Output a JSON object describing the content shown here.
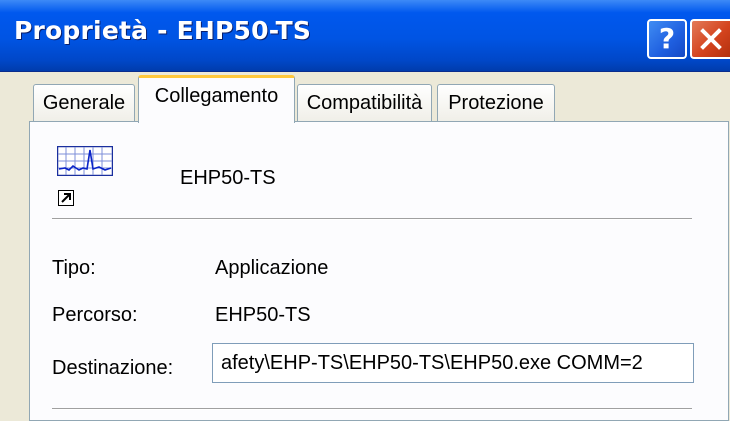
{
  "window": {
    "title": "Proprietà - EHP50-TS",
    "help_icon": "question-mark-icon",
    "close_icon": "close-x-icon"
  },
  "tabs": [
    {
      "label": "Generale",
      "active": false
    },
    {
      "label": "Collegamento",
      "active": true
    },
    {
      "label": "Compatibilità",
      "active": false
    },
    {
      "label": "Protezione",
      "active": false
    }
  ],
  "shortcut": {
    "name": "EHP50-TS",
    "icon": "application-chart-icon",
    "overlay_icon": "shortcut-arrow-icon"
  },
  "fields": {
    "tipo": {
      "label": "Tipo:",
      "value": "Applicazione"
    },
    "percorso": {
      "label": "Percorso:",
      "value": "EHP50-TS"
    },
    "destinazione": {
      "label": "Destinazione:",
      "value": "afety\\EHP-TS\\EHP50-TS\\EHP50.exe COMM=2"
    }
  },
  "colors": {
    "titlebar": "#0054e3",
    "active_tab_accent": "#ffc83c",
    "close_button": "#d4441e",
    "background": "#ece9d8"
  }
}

Work instructions —
Each entry gets copied exactly; the pictures stay out.

Final answer —
Output a JSON object describing the content shown here.
{
  "window": {
    "title": "Proprietà - EHP50-TS",
    "help_icon": "question-mark-icon",
    "close_icon": "close-x-icon"
  },
  "tabs": [
    {
      "label": "Generale",
      "active": false
    },
    {
      "label": "Collegamento",
      "active": true
    },
    {
      "label": "Compatibilità",
      "active": false
    },
    {
      "label": "Protezione",
      "active": false
    }
  ],
  "shortcut": {
    "name": "EHP50-TS",
    "icon": "application-chart-icon",
    "overlay_icon": "shortcut-arrow-icon"
  },
  "fields": {
    "tipo": {
      "label": "Tipo:",
      "value": "Applicazione"
    },
    "percorso": {
      "label": "Percorso:",
      "value": "EHP50-TS"
    },
    "destinazione": {
      "label": "Destinazione:",
      "value": "afety\\EHP-TS\\EHP50-TS\\EHP50.exe COMM=2"
    }
  },
  "colors": {
    "titlebar": "#0054e3",
    "active_tab_accent": "#ffc83c",
    "close_button": "#d4441e",
    "background": "#ece9d8"
  }
}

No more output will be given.